» **Written exercise**
The entries below should be given again exactly, minus their pictures.

» **Listed entries**

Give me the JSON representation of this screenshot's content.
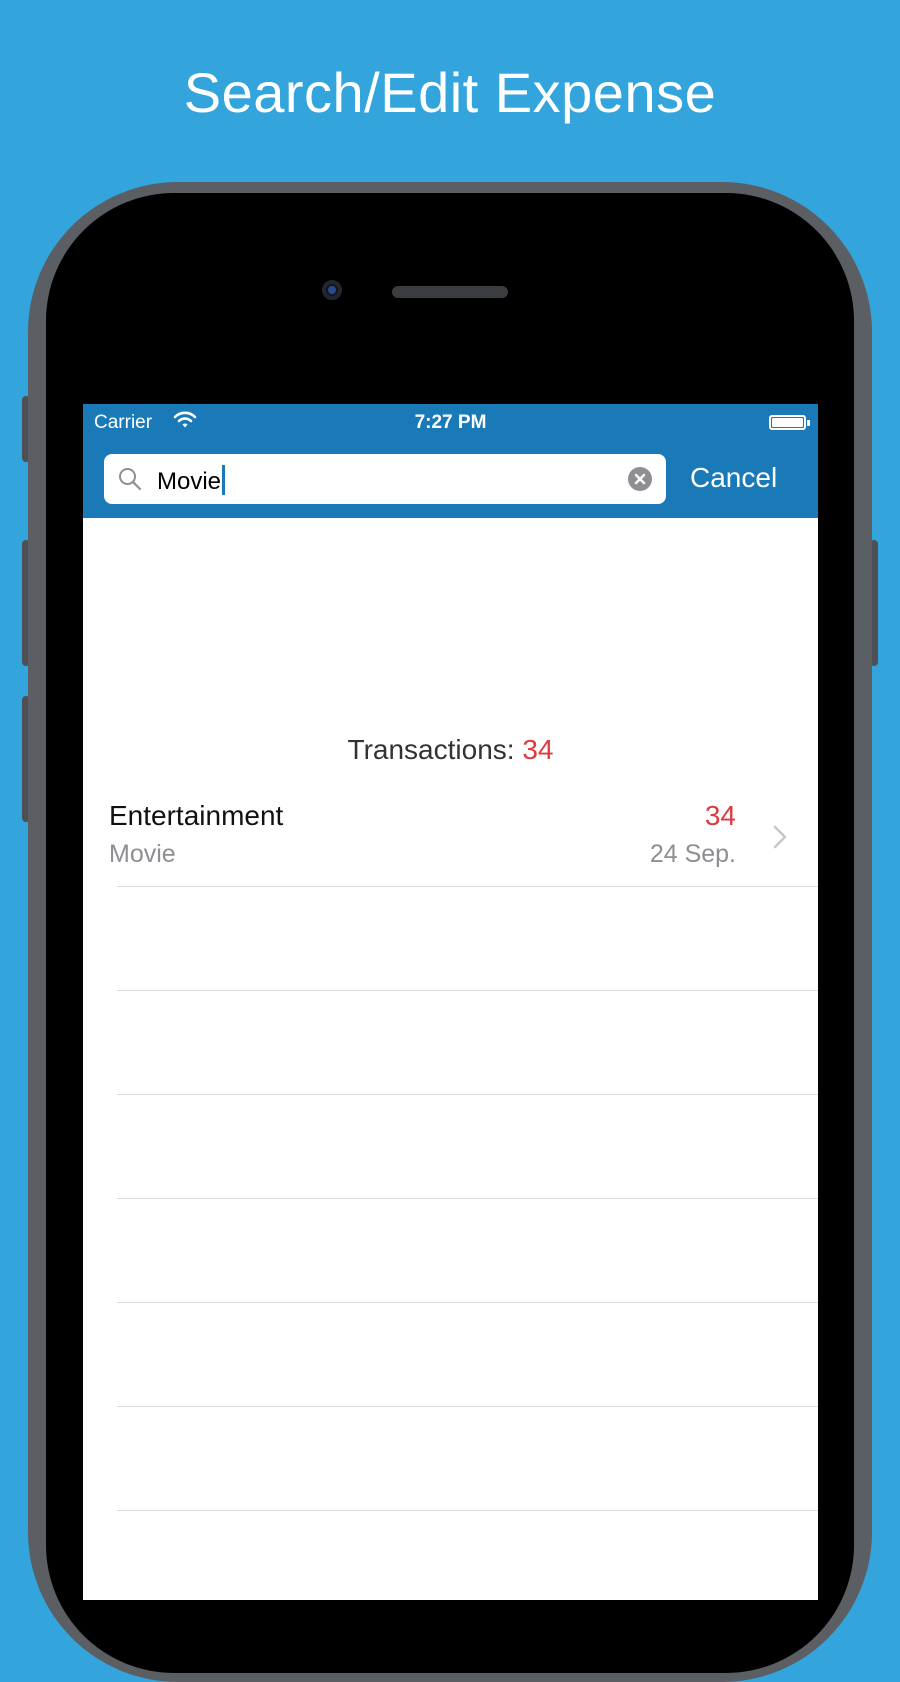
{
  "headline": "Search/Edit Expense",
  "status_bar": {
    "carrier": "Carrier",
    "time": "7:27 PM"
  },
  "search": {
    "query": "Movie",
    "cancel_label": "Cancel"
  },
  "summary": {
    "label": "Transactions:",
    "count": "34"
  },
  "transactions": [
    {
      "category": "Entertainment",
      "note": "Movie",
      "amount": "34",
      "date": "24 Sep."
    }
  ],
  "colors": {
    "background": "#33a5dc",
    "navbar": "#1a7ab8",
    "amount": "#e0393e"
  },
  "icons": [
    "wifi-icon",
    "battery-icon",
    "search-icon",
    "clear-icon",
    "chevron-right-icon"
  ]
}
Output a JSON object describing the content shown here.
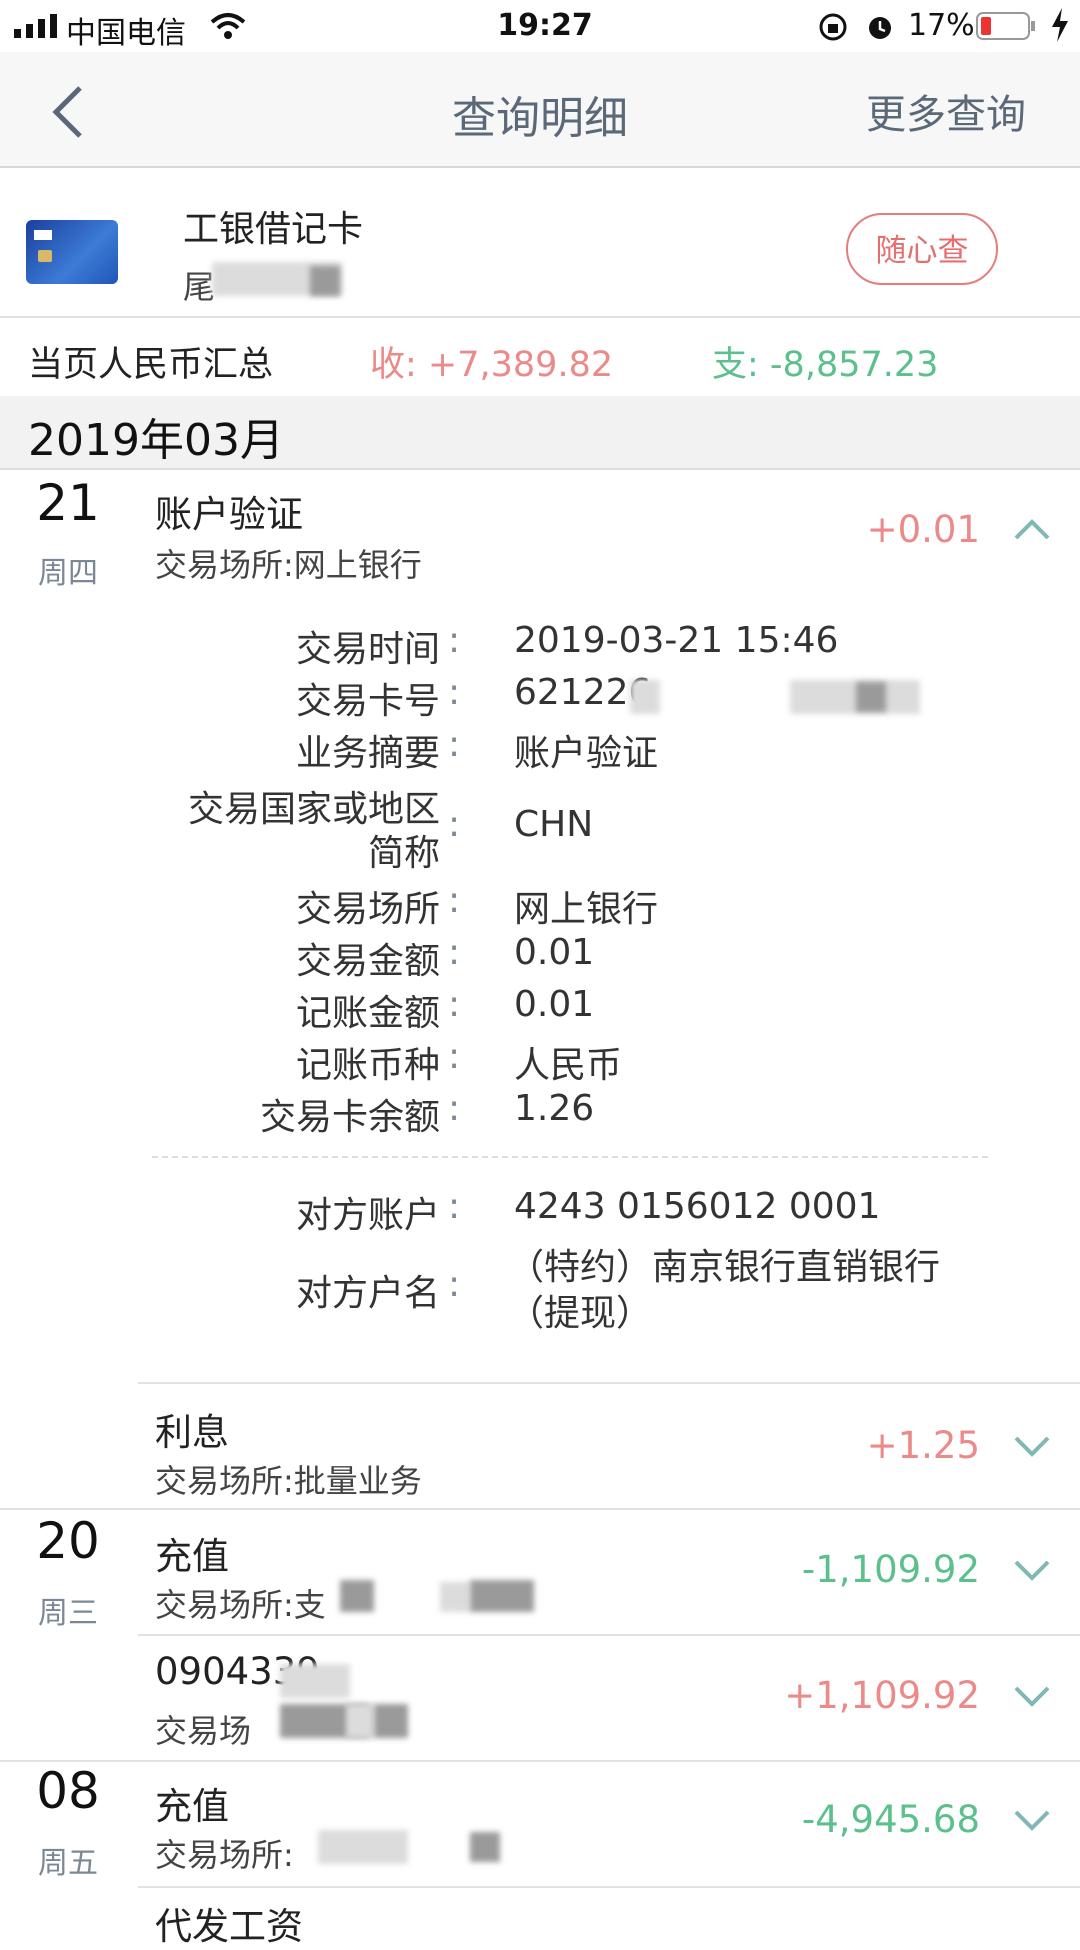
{
  "status_bar": {
    "carrier": "中国电信",
    "time": "19:27",
    "battery": "17%"
  },
  "nav": {
    "title": "查询明细",
    "more": "更多查询"
  },
  "card": {
    "name": "工银借记卡",
    "tail_prefix": "尾",
    "random_query": "随心查"
  },
  "summary": {
    "label": "当页人民币汇总",
    "income": "收: +7,389.82",
    "expense": "支: -8,857.23"
  },
  "month": "2019年03月",
  "transactions": [
    {
      "day": "21",
      "weekday": "周四",
      "title": "账户验证",
      "place": "交易场所:网上银行",
      "amount": "+0.01"
    },
    {
      "title": "利息",
      "place": "交易场所:批量业务",
      "amount": "+1.25"
    },
    {
      "day": "20",
      "weekday": "周三",
      "title": "充值",
      "place": "交易场所:支",
      "amount": "-1,109.92"
    },
    {
      "title": "0904339",
      "place": "交易场",
      "amount": "+1,109.92"
    },
    {
      "day": "08",
      "weekday": "周五",
      "title": "充值",
      "place": "交易场所:",
      "amount": "-4,945.68"
    },
    {
      "title": "代发工资"
    }
  ],
  "detail": {
    "rows": [
      {
        "key": "交易时间",
        "value": "2019-03-21 15:46"
      },
      {
        "key": "交易卡号",
        "value": "621226"
      },
      {
        "key": "业务摘要",
        "value": "账户验证"
      },
      {
        "key": "交易国家或地区",
        "key2": "简称",
        "value": "CHN"
      },
      {
        "key": "交易场所",
        "value": "网上银行"
      },
      {
        "key": "交易金额",
        "value": "0.01"
      },
      {
        "key": "记账金额",
        "value": "0.01"
      },
      {
        "key": "记账币种",
        "value": "人民币"
      },
      {
        "key": "交易卡余额",
        "value": "1.26"
      }
    ],
    "counterparty_account_label": "对方账户",
    "counterparty_account": "4243 0156012 0001",
    "counterparty_name_label": "对方户名",
    "counterparty_name_1": "（特约）南京银行直销银行",
    "counterparty_name_2": "（提现）",
    "colon": ":"
  }
}
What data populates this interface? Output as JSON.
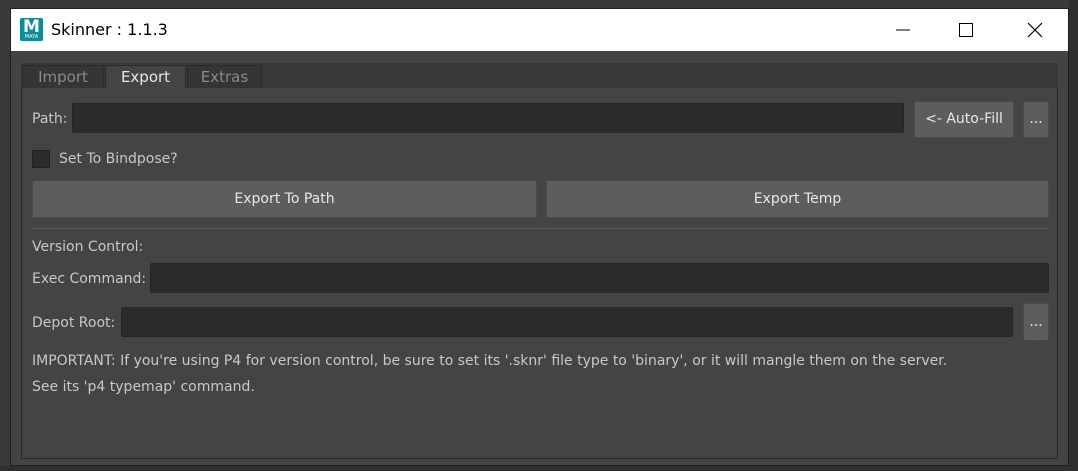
{
  "window": {
    "title": "Skinner : 1.1.3",
    "app_icon_letter": "M",
    "app_icon_sub": "MAYA"
  },
  "tabs": [
    {
      "label": "Import",
      "active": false
    },
    {
      "label": "Export",
      "active": true
    },
    {
      "label": "Extras",
      "active": false
    }
  ],
  "export": {
    "path_label": "Path:",
    "path_value": "",
    "autofill_label": "<- Auto-Fill",
    "browse_label": "...",
    "bindpose_label": "Set To Bindpose?",
    "bindpose_checked": false,
    "export_to_path_label": "Export To Path",
    "export_temp_label": "Export Temp"
  },
  "version_control": {
    "section_label": "Version Control:",
    "exec_label": "Exec Command:",
    "exec_value": "",
    "depot_label": "Depot Root:",
    "depot_value": "",
    "depot_browse_label": "...",
    "note_line1": "IMPORTANT: If you're using P4 for version control, be sure to set its '.sknr' file type to 'binary', or it will mangle them on the server.",
    "note_line2": "See its 'p4 typemap' command."
  },
  "colors": {
    "panel": "#444444",
    "field": "#2b2b2b",
    "button": "#5d5d5d",
    "maya_teal": "#0f8c95"
  },
  "icons": [
    "maya-app-icon",
    "minimize-icon",
    "maximize-icon",
    "close-icon"
  ]
}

» **Problem solution**
Give me the JSON representation of this screenshot's content.
{
  "headline": "Search/Edit Expense",
  "status_bar": {
    "carrier": "Carrier",
    "time": "7:27 PM"
  },
  "search": {
    "query": "Movie",
    "cancel_label": "Cancel"
  },
  "summary": {
    "label": "Transactions:",
    "count": "34"
  },
  "transactions": [
    {
      "category": "Entertainment",
      "note": "Movie",
      "amount": "34",
      "date": "24 Sep."
    }
  ],
  "colors": {
    "background": "#33a5dc",
    "navbar": "#1a7ab8",
    "amount": "#e0393e"
  },
  "icons": [
    "wifi-icon",
    "battery-icon",
    "search-icon",
    "clear-icon",
    "chevron-right-icon"
  ]
}
Output a JSON object describing the content shown here.
{
  "status_bar": {
    "carrier": "中国电信",
    "time": "19:27",
    "battery": "17%"
  },
  "nav": {
    "title": "查询明细",
    "more": "更多查询"
  },
  "card": {
    "name": "工银借记卡",
    "tail_prefix": "尾",
    "random_query": "随心查"
  },
  "summary": {
    "label": "当页人民币汇总",
    "income": "收: +7,389.82",
    "expense": "支: -8,857.23"
  },
  "month": "2019年03月",
  "transactions": [
    {
      "day": "21",
      "weekday": "周四",
      "title": "账户验证",
      "place": "交易场所:网上银行",
      "amount": "+0.01"
    },
    {
      "title": "利息",
      "place": "交易场所:批量业务",
      "amount": "+1.25"
    },
    {
      "day": "20",
      "weekday": "周三",
      "title": "充值",
      "place": "交易场所:支",
      "amount": "-1,109.92"
    },
    {
      "title": "0904339",
      "place": "交易场",
      "amount": "+1,109.92"
    },
    {
      "day": "08",
      "weekday": "周五",
      "title": "充值",
      "place": "交易场所:",
      "amount": "-4,945.68"
    },
    {
      "title": "代发工资"
    }
  ],
  "detail": {
    "rows": [
      {
        "key": "交易时间",
        "value": "2019-03-21 15:46"
      },
      {
        "key": "交易卡号",
        "value": "621226"
      },
      {
        "key": "业务摘要",
        "value": "账户验证"
      },
      {
        "key": "交易国家或地区",
        "key2": "简称",
        "value": "CHN"
      },
      {
        "key": "交易场所",
        "value": "网上银行"
      },
      {
        "key": "交易金额",
        "value": "0.01"
      },
      {
        "key": "记账金额",
        "value": "0.01"
      },
      {
        "key": "记账币种",
        "value": "人民币"
      },
      {
        "key": "交易卡余额",
        "value": "1.26"
      }
    ],
    "counterparty_account_label": "对方账户",
    "counterparty_account": "4243 0156012 0001",
    "counterparty_name_label": "对方户名",
    "counterparty_name_1": "（特约）南京银行直销银行",
    "counterparty_name_2": "（提现）",
    "colon": ":"
  }
}
What data populates this interface? Output as JSON.
{
  "window": {
    "title": "Skinner : 1.1.3",
    "app_icon_letter": "M",
    "app_icon_sub": "MAYA"
  },
  "tabs": [
    {
      "label": "Import",
      "active": false
    },
    {
      "label": "Export",
      "active": true
    },
    {
      "label": "Extras",
      "active": false
    }
  ],
  "export": {
    "path_label": "Path:",
    "path_value": "",
    "autofill_label": "<- Auto-Fill",
    "browse_label": "...",
    "bindpose_label": "Set To Bindpose?",
    "bindpose_checked": false,
    "export_to_path_label": "Export To Path",
    "export_temp_label": "Export Temp"
  },
  "version_control": {
    "section_label": "Version Control:",
    "exec_label": "Exec Command:",
    "exec_value": "",
    "depot_label": "Depot Root:",
    "depot_value": "",
    "depot_browse_label": "...",
    "note_line1": "IMPORTANT: If you're using P4 for version control, be sure to set its '.sknr' file type to 'binary', or it will mangle them on the server.",
    "note_line2": "See its 'p4 typemap' command."
  },
  "colors": {
    "panel": "#444444",
    "field": "#2b2b2b",
    "button": "#5d5d5d",
    "maya_teal": "#0f8c95"
  },
  "icons": [
    "maya-app-icon",
    "minimize-icon",
    "maximize-icon",
    "close-icon"
  ]
}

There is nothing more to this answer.